Go through the entries below and pick out every line with "JSON".
=-=-=
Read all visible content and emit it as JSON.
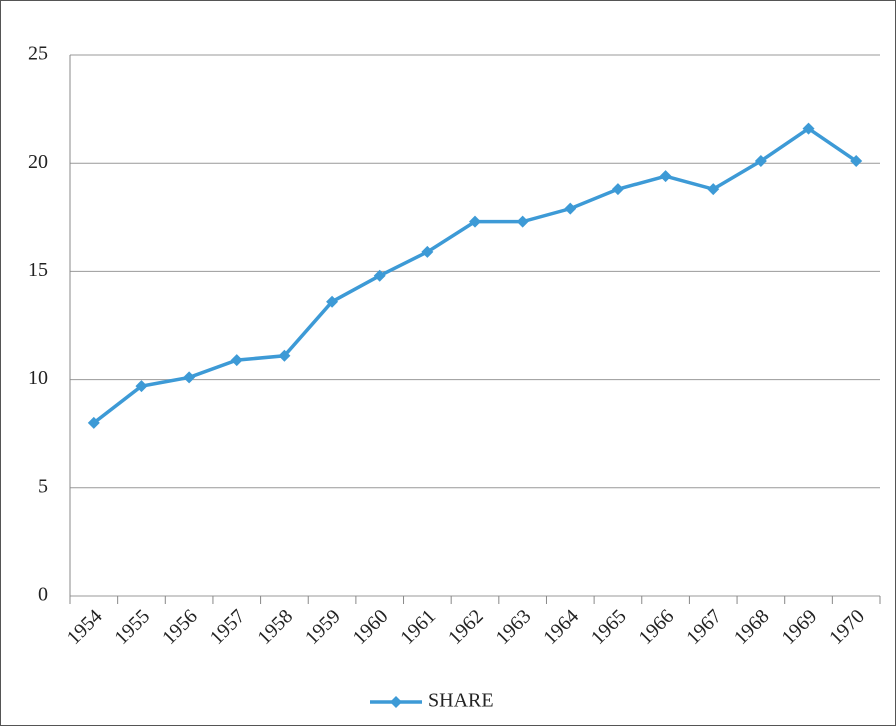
{
  "chart_data": {
    "type": "line",
    "categories": [
      "1954",
      "1955",
      "1956",
      "1957",
      "1958",
      "1959",
      "1960",
      "1961",
      "1962",
      "1963",
      "1964",
      "1965",
      "1966",
      "1967",
      "1968",
      "1969",
      "1970"
    ],
    "series": [
      {
        "name": "SHARE",
        "color": "#3d9ad6",
        "values": [
          8.0,
          9.7,
          10.1,
          10.9,
          11.1,
          13.6,
          14.8,
          15.9,
          17.3,
          17.3,
          17.9,
          18.8,
          19.4,
          18.8,
          20.1,
          21.6,
          20.1
        ]
      }
    ],
    "ylim": [
      0,
      25
    ],
    "yticks": [
      0,
      5,
      10,
      15,
      20,
      25
    ],
    "grid": true,
    "legend": "bottom"
  }
}
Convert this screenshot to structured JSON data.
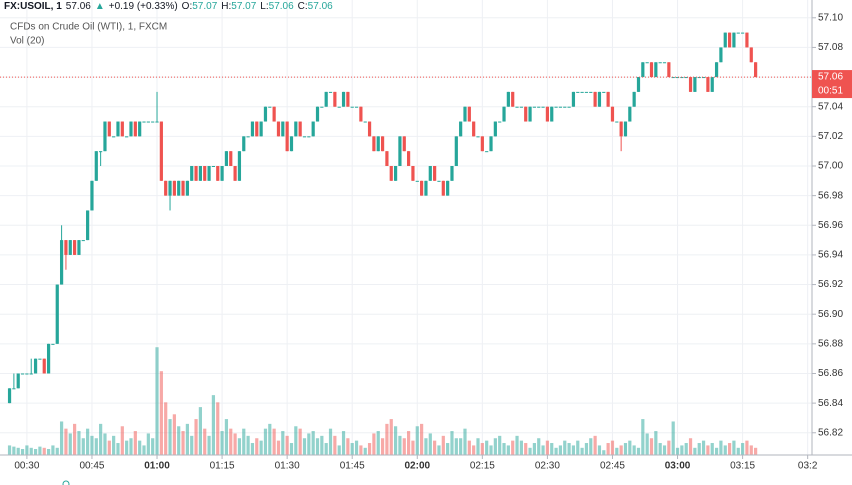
{
  "chart_data": {
    "type": "candlestick",
    "header": {
      "symbol": "FX:USOIL, 1",
      "price": "57.06",
      "change": "+0.19 (+0.33%)",
      "ohlc": [
        {
          "key": "O:",
          "value": "57.07"
        },
        {
          "key": "H:",
          "value": "57.07"
        },
        {
          "key": "L:",
          "value": "57.06"
        },
        {
          "key": "C:",
          "value": "57.06"
        }
      ]
    },
    "title": "CFDs on Crude Oil (WTI), 1, FXCM",
    "indicator": "Vol (20)",
    "last_price_label": "57.06",
    "countdown": "00:51",
    "up_color": "#26a69a",
    "down_color": "#ef5350",
    "grid": true,
    "xlim": [
      -2.2,
      185
    ],
    "xticks": [
      {
        "value": 4,
        "label": "00:30"
      },
      {
        "value": 19,
        "label": "00:45"
      },
      {
        "value": 34,
        "label": "01:00"
      },
      {
        "value": 49,
        "label": "01:15"
      },
      {
        "value": 64,
        "label": "01:30"
      },
      {
        "value": 79,
        "label": "01:45"
      },
      {
        "value": 94,
        "label": "02:00"
      },
      {
        "value": 109,
        "label": "02:15"
      },
      {
        "value": 124,
        "label": "02:30"
      },
      {
        "value": 139,
        "label": "02:45"
      },
      {
        "value": 154,
        "label": "03:00"
      },
      {
        "value": 169,
        "label": "03:15"
      },
      {
        "value": 184,
        "label": "03:2"
      }
    ],
    "ylim": [
      56.805,
      57.112
    ],
    "yticks": [
      56.82,
      56.84,
      56.86,
      56.88,
      {
        "value": 56.9,
        "label": "56.90"
      },
      56.92,
      56.94,
      56.96,
      56.98,
      {
        "value": 57,
        "label": "57.00"
      },
      57.02,
      57.04,
      57.06,
      57.08,
      {
        "value": 57.1,
        "label": "57.10"
      }
    ],
    "volume_lim": [
      0,
      380
    ],
    "open": [
      56.84,
      56.85,
      56.85,
      56.86,
      56.86,
      56.86,
      56.86,
      56.87,
      56.87,
      56.86,
      56.88,
      56.88,
      56.92,
      56.95,
      56.94,
      56.95,
      56.94,
      56.95,
      56.95,
      56.97,
      56.99,
      57.01,
      57.01,
      57.03,
      57.02,
      57.02,
      57.03,
      57.02,
      57.02,
      57.03,
      57.02,
      57.03,
      57.03,
      57.03,
      57.03,
      57.03,
      56.99,
      56.98,
      56.99,
      56.98,
      56.99,
      56.98,
      56.99,
      57.0,
      56.99,
      57.0,
      56.99,
      57.0,
      57.0,
      56.99,
      57.0,
      57.01,
      57.0,
      56.99,
      57.01,
      57.02,
      57.02,
      57.03,
      57.02,
      57.03,
      57.04,
      57.04,
      57.03,
      57.02,
      57.03,
      57.01,
      57.02,
      57.03,
      57.02,
      57.02,
      57.02,
      57.03,
      57.04,
      57.04,
      57.05,
      57.05,
      57.04,
      57.04,
      57.05,
      57.04,
      57.04,
      57.04,
      57.03,
      57.03,
      57.02,
      57.01,
      57.02,
      57.01,
      57.0,
      56.99,
      57.0,
      57.02,
      57.01,
      57.0,
      56.99,
      56.99,
      56.98,
      56.99,
      57.0,
      56.99,
      56.99,
      56.98,
      56.99,
      57.0,
      57.02,
      57.03,
      57.04,
      57.03,
      57.02,
      57.02,
      57.01,
      57.01,
      57.02,
      57.03,
      57.03,
      57.04,
      57.05,
      57.04,
      57.04,
      57.04,
      57.03,
      57.04,
      57.04,
      57.04,
      57.04,
      57.03,
      57.04,
      57.04,
      57.04,
      57.04,
      57.04,
      57.05,
      57.05,
      57.05,
      57.05,
      57.05,
      57.04,
      57.05,
      57.05,
      57.04,
      57.03,
      57.03,
      57.02,
      57.03,
      57.04,
      57.05,
      57.06,
      57.07,
      57.07,
      57.06,
      57.07,
      57.07,
      57.07,
      57.06,
      57.06,
      57.06,
      57.06,
      57.06,
      57.05,
      57.06,
      57.06,
      57.06,
      57.05,
      57.06,
      57.07,
      57.08,
      57.09,
      57.08,
      57.09,
      57.09,
      57.09,
      57.08,
      57.07
    ],
    "high": [
      56.85,
      56.86,
      56.86,
      56.86,
      56.86,
      56.87,
      56.87,
      56.87,
      56.87,
      56.88,
      56.88,
      56.92,
      56.96,
      56.95,
      56.95,
      56.95,
      56.95,
      56.95,
      56.97,
      56.99,
      57.01,
      57.01,
      57.03,
      57.03,
      57.02,
      57.03,
      57.03,
      57.02,
      57.03,
      57.03,
      57.03,
      57.03,
      57.03,
      57.03,
      57.05,
      57.03,
      56.99,
      56.99,
      56.99,
      56.99,
      56.99,
      56.99,
      57.0,
      57.0,
      57.0,
      57.0,
      57.0,
      57.0,
      57.0,
      57.0,
      57.01,
      57.01,
      57.0,
      57.01,
      57.02,
      57.02,
      57.03,
      57.03,
      57.03,
      57.04,
      57.04,
      57.04,
      57.03,
      57.03,
      57.03,
      57.02,
      57.03,
      57.03,
      57.02,
      57.02,
      57.03,
      57.04,
      57.04,
      57.05,
      57.05,
      57.05,
      57.04,
      57.05,
      57.05,
      57.04,
      57.04,
      57.04,
      57.03,
      57.03,
      57.02,
      57.02,
      57.02,
      57.01,
      57.0,
      57.0,
      57.02,
      57.02,
      57.01,
      57.0,
      56.99,
      56.99,
      56.99,
      57.0,
      57.0,
      56.99,
      56.99,
      56.99,
      57.0,
      57.02,
      57.03,
      57.04,
      57.04,
      57.03,
      57.02,
      57.02,
      57.01,
      57.02,
      57.03,
      57.03,
      57.04,
      57.05,
      57.05,
      57.04,
      57.04,
      57.04,
      57.04,
      57.04,
      57.04,
      57.04,
      57.04,
      57.04,
      57.04,
      57.04,
      57.04,
      57.04,
      57.05,
      57.05,
      57.05,
      57.05,
      57.05,
      57.05,
      57.05,
      57.05,
      57.05,
      57.04,
      57.03,
      57.03,
      57.03,
      57.04,
      57.05,
      57.06,
      57.07,
      57.07,
      57.07,
      57.07,
      57.07,
      57.07,
      57.07,
      57.06,
      57.06,
      57.06,
      57.06,
      57.06,
      57.06,
      57.06,
      57.06,
      57.06,
      57.06,
      57.07,
      57.08,
      57.09,
      57.09,
      57.09,
      57.09,
      57.09,
      57.09,
      57.08,
      57.07
    ],
    "low": [
      56.84,
      56.85,
      56.85,
      56.86,
      56.86,
      56.86,
      56.86,
      56.87,
      56.86,
      56.86,
      56.88,
      56.88,
      56.92,
      56.93,
      56.94,
      56.94,
      56.94,
      56.95,
      56.95,
      56.97,
      56.99,
      57.0,
      57.01,
      57.02,
      57.02,
      57.02,
      57.02,
      57.02,
      57.02,
      57.02,
      57.02,
      57.03,
      57.03,
      57.03,
      57.03,
      56.99,
      56.98,
      56.97,
      56.98,
      56.98,
      56.98,
      56.98,
      56.99,
      56.99,
      56.99,
      56.99,
      56.99,
      57.0,
      56.99,
      56.99,
      57.0,
      57.0,
      56.99,
      56.99,
      57.01,
      57.02,
      57.02,
      57.02,
      57.02,
      57.03,
      57.04,
      57.03,
      57.02,
      57.02,
      57.01,
      57.01,
      57.02,
      57.02,
      57.02,
      57.02,
      57.02,
      57.03,
      57.04,
      57.04,
      57.05,
      57.04,
      57.04,
      57.04,
      57.04,
      57.04,
      57.04,
      57.03,
      57.03,
      57.02,
      57.01,
      57.01,
      57.01,
      57.0,
      56.99,
      56.99,
      57.0,
      57.01,
      57.0,
      56.99,
      56.99,
      56.98,
      56.98,
      56.99,
      56.99,
      56.99,
      56.98,
      56.98,
      56.99,
      57.0,
      57.02,
      57.03,
      57.03,
      57.02,
      57.02,
      57.01,
      57.01,
      57.01,
      57.02,
      57.03,
      57.03,
      57.04,
      57.04,
      57.04,
      57.04,
      57.03,
      57.03,
      57.04,
      57.04,
      57.04,
      57.03,
      57.03,
      57.04,
      57.04,
      57.04,
      57.04,
      57.04,
      57.05,
      57.05,
      57.05,
      57.05,
      57.04,
      57.04,
      57.05,
      57.04,
      57.03,
      57.03,
      57.01,
      57.02,
      57.03,
      57.04,
      57.05,
      57.06,
      57.07,
      57.06,
      57.06,
      57.07,
      57.07,
      57.06,
      57.06,
      57.06,
      57.06,
      57.06,
      57.05,
      57.05,
      57.06,
      57.06,
      57.05,
      57.05,
      57.06,
      57.07,
      57.08,
      57.08,
      57.08,
      57.09,
      57.09,
      57.08,
      57.07,
      57.06
    ],
    "close": [
      56.85,
      56.85,
      56.86,
      56.86,
      56.86,
      56.86,
      56.87,
      56.87,
      56.86,
      56.88,
      56.88,
      56.92,
      56.95,
      56.94,
      56.95,
      56.94,
      56.95,
      56.95,
      56.97,
      56.99,
      57.01,
      57.01,
      57.03,
      57.02,
      57.02,
      57.03,
      57.02,
      57.02,
      57.03,
      57.02,
      57.03,
      57.03,
      57.03,
      57.03,
      57.03,
      56.99,
      56.98,
      56.99,
      56.98,
      56.99,
      56.98,
      56.99,
      57.0,
      56.99,
      57.0,
      56.99,
      57.0,
      57.0,
      56.99,
      57.0,
      57.01,
      57.0,
      56.99,
      57.01,
      57.02,
      57.02,
      57.03,
      57.02,
      57.03,
      57.04,
      57.04,
      57.03,
      57.02,
      57.03,
      57.01,
      57.02,
      57.03,
      57.02,
      57.02,
      57.02,
      57.03,
      57.04,
      57.04,
      57.05,
      57.05,
      57.04,
      57.04,
      57.05,
      57.04,
      57.04,
      57.04,
      57.03,
      57.03,
      57.02,
      57.01,
      57.02,
      57.01,
      57.0,
      56.99,
      57.0,
      57.02,
      57.01,
      57.0,
      56.99,
      56.99,
      56.98,
      56.99,
      57.0,
      56.99,
      56.99,
      56.98,
      56.99,
      57.0,
      57.02,
      57.03,
      57.04,
      57.03,
      57.02,
      57.02,
      57.01,
      57.01,
      57.02,
      57.03,
      57.03,
      57.04,
      57.05,
      57.04,
      57.04,
      57.04,
      57.03,
      57.04,
      57.04,
      57.04,
      57.04,
      57.03,
      57.04,
      57.04,
      57.04,
      57.04,
      57.04,
      57.05,
      57.05,
      57.05,
      57.05,
      57.05,
      57.04,
      57.05,
      57.05,
      57.04,
      57.03,
      57.03,
      57.02,
      57.03,
      57.04,
      57.05,
      57.06,
      57.07,
      57.07,
      57.06,
      57.07,
      57.07,
      57.07,
      57.06,
      57.06,
      57.06,
      57.06,
      57.06,
      57.05,
      57.06,
      57.06,
      57.06,
      57.05,
      57.06,
      57.07,
      57.08,
      57.09,
      57.08,
      57.09,
      57.09,
      57.09,
      57.08,
      57.07,
      57.06
    ],
    "volume": [
      8,
      7,
      6,
      5,
      8,
      6,
      5,
      7,
      6,
      5,
      8,
      6,
      28,
      22,
      18,
      26,
      20,
      14,
      22,
      16,
      14,
      26,
      18,
      12,
      16,
      10,
      24,
      12,
      14,
      20,
      12,
      8,
      18,
      14,
      90,
      70,
      44,
      30,
      34,
      24,
      20,
      26,
      16,
      30,
      40,
      22,
      16,
      50,
      44,
      20,
      30,
      22,
      18,
      14,
      22,
      16,
      10,
      14,
      12,
      22,
      26,
      22,
      12,
      20,
      16,
      10,
      24,
      22,
      14,
      18,
      20,
      14,
      16,
      10,
      22,
      16,
      8,
      20,
      14,
      10,
      12,
      8,
      6,
      10,
      18,
      20,
      14,
      26,
      30,
      24,
      16,
      14,
      20,
      12,
      24,
      26,
      14,
      18,
      12,
      8,
      16,
      10,
      20,
      14,
      14,
      22,
      12,
      8,
      14,
      10,
      12,
      8,
      14,
      16,
      10,
      8,
      12,
      16,
      12,
      10,
      6,
      10,
      14,
      8,
      12,
      10,
      6,
      8,
      12,
      10,
      8,
      12,
      6,
      10,
      14,
      16,
      8,
      4,
      10,
      12,
      6,
      8,
      10,
      12,
      8,
      6,
      30,
      18,
      14,
      20,
      10,
      8,
      12,
      28,
      6,
      8,
      10,
      14,
      6,
      10,
      12,
      8,
      10,
      6,
      12,
      8,
      10,
      12,
      6,
      10,
      12,
      8,
      6
    ]
  }
}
=-=-=
Result for this task
Read all visible content and emit it as JSON.
Convert this screenshot to structured JSON data.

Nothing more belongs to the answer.